WORK REQUIRED: Starting from the first line and stopping after the line that contains "x-axis: 0 1", substitute "Portfolio Ranking" for "Fund Ranking" and give those lines again with everything else unchanged.

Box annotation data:
____

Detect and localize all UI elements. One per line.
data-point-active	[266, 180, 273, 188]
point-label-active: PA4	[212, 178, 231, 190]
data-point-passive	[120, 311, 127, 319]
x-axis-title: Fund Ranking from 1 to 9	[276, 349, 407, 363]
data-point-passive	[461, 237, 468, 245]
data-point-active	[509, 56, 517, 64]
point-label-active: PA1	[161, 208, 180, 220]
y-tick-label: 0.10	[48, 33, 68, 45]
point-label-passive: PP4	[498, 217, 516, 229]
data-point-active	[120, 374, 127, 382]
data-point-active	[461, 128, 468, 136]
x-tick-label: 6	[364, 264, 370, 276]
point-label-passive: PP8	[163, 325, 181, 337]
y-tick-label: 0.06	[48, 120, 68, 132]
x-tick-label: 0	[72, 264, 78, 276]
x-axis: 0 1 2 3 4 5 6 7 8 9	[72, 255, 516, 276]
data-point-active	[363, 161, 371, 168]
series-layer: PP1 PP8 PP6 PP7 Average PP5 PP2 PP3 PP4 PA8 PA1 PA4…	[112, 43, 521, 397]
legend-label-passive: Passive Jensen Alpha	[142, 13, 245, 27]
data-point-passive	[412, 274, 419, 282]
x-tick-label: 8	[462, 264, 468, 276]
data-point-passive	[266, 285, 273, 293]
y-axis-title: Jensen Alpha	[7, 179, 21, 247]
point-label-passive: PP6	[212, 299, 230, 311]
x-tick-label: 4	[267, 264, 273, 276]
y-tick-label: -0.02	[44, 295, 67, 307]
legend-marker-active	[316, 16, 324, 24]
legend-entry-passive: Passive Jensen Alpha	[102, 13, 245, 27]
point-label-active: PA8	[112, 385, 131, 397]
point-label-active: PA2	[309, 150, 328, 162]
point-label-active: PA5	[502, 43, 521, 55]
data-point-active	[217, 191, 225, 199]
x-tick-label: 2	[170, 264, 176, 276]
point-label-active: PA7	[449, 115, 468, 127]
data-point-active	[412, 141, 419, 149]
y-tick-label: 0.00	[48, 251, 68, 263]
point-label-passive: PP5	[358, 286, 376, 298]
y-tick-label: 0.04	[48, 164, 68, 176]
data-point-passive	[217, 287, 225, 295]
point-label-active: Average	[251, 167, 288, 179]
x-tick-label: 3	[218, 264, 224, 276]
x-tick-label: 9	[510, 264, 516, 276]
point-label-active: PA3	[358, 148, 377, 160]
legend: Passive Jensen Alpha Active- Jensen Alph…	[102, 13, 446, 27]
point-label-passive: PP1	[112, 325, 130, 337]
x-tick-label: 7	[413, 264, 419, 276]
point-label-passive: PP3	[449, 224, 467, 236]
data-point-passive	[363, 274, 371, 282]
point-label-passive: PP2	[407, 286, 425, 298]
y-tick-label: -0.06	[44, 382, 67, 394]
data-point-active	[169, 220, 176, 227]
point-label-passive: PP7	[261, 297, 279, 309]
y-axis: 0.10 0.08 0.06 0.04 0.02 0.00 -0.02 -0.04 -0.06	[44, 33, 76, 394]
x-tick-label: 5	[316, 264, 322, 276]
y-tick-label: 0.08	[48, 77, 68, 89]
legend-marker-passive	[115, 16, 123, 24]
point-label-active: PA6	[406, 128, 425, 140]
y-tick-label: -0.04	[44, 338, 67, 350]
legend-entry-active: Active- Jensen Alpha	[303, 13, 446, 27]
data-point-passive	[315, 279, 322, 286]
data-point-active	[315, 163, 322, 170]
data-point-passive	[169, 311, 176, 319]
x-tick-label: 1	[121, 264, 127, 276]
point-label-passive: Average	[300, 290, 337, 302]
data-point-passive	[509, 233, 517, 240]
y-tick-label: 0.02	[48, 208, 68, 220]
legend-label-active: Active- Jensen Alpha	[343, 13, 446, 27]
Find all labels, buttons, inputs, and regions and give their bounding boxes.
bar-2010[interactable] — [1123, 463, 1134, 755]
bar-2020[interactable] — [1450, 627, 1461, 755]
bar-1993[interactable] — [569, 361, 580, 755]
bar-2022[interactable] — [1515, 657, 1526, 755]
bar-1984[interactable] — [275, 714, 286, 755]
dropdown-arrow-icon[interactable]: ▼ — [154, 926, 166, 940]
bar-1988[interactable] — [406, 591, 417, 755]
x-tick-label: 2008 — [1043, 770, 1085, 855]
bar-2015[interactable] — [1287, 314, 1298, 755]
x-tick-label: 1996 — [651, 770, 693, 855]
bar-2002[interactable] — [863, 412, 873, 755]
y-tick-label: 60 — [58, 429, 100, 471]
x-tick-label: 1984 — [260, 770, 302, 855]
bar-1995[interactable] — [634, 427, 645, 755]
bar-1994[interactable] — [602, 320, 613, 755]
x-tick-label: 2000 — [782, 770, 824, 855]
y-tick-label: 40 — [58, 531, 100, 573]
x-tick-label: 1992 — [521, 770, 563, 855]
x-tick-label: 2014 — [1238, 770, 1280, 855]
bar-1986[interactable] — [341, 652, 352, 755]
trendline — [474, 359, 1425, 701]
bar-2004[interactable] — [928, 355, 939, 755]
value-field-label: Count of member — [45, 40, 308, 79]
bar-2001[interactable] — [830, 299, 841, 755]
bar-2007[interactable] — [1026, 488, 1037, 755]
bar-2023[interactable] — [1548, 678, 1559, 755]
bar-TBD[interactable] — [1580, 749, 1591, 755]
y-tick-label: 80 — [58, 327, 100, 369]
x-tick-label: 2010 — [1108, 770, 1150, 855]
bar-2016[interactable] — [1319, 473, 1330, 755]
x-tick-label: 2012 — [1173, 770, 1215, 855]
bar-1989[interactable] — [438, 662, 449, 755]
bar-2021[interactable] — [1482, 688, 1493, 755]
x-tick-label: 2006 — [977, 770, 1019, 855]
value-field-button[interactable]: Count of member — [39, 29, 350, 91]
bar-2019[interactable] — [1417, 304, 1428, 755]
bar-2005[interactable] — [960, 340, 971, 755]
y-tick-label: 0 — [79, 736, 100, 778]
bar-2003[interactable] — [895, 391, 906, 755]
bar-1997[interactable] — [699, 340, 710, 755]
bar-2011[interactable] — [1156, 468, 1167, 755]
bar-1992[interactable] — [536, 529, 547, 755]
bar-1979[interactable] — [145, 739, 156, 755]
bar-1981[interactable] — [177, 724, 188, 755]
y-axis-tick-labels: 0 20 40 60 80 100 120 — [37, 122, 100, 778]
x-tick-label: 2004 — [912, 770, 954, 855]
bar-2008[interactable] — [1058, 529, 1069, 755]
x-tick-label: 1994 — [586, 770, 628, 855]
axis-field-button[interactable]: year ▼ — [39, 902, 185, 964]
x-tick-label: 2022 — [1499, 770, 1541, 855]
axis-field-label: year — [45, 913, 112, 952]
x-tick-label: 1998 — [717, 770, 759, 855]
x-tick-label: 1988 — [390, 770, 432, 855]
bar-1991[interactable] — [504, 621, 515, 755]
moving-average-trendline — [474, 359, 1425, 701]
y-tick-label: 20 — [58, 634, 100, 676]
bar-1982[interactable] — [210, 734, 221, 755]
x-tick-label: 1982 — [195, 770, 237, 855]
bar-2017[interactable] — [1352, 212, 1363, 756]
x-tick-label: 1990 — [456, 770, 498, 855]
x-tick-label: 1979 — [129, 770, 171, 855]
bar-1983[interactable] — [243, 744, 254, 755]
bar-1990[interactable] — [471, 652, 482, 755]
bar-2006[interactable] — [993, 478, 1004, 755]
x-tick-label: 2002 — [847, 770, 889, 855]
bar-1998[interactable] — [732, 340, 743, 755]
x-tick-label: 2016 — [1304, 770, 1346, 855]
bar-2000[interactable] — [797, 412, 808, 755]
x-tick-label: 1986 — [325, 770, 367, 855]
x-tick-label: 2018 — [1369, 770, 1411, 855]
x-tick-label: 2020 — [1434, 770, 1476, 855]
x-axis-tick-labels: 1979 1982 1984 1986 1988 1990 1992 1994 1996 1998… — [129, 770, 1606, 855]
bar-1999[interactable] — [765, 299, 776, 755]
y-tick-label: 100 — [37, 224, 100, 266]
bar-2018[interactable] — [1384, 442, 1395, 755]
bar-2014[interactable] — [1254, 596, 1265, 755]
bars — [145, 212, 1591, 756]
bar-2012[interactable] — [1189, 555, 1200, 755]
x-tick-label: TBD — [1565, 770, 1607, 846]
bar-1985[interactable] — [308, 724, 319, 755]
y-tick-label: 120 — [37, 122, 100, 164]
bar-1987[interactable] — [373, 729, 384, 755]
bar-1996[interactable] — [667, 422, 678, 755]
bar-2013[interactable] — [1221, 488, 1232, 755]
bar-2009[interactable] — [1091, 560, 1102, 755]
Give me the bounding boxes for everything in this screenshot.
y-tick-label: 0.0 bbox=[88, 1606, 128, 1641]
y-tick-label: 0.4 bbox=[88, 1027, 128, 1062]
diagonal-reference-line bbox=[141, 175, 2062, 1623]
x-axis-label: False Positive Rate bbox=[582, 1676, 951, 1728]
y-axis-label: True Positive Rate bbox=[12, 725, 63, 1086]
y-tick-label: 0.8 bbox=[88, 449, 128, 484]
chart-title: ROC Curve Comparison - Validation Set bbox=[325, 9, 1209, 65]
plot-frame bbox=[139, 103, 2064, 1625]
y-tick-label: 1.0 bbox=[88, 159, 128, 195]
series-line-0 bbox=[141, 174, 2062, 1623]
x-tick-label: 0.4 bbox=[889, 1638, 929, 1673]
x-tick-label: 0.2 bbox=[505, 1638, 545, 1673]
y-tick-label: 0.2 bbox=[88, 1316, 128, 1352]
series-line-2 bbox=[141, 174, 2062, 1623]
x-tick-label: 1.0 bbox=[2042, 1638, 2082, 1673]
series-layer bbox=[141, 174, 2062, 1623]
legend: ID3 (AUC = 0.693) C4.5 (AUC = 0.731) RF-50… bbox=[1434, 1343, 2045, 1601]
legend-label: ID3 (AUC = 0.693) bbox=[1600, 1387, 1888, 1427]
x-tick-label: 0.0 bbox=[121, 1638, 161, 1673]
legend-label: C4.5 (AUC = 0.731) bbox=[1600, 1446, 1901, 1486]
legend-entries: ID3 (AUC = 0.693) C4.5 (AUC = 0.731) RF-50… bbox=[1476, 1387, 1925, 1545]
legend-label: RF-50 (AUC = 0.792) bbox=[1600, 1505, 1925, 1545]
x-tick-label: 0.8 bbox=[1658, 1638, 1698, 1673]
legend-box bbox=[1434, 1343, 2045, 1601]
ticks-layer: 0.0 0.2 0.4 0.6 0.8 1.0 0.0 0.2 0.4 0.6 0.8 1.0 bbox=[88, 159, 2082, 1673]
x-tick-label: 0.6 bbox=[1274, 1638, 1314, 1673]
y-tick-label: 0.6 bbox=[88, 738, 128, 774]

____

IN RESPONSE:
Detect and localize all UI elements. One per line.
data-point-active	[266, 180, 273, 188]
point-label-active: PA4	[212, 178, 231, 190]
data-point-passive	[120, 311, 127, 319]
x-axis-title: Portfolio Ranking from 1 to 9	[276, 349, 407, 363]
data-point-passive	[461, 237, 468, 245]
data-point-active	[509, 56, 517, 64]
point-label-active: PA1	[161, 208, 180, 220]
y-tick-label: 0.10	[48, 33, 68, 45]
point-label-passive: PP4	[498, 217, 516, 229]
data-point-active	[120, 374, 127, 382]
data-point-active	[461, 128, 468, 136]
x-tick-label: 6	[364, 264, 370, 276]
point-label-passive: PP8	[163, 325, 181, 337]
y-tick-label: 0.06	[48, 120, 68, 132]
x-tick-label: 0	[72, 264, 78, 276]
x-axis: 0 1 2 3 4 5 6 7 8 9	[72, 255, 516, 276]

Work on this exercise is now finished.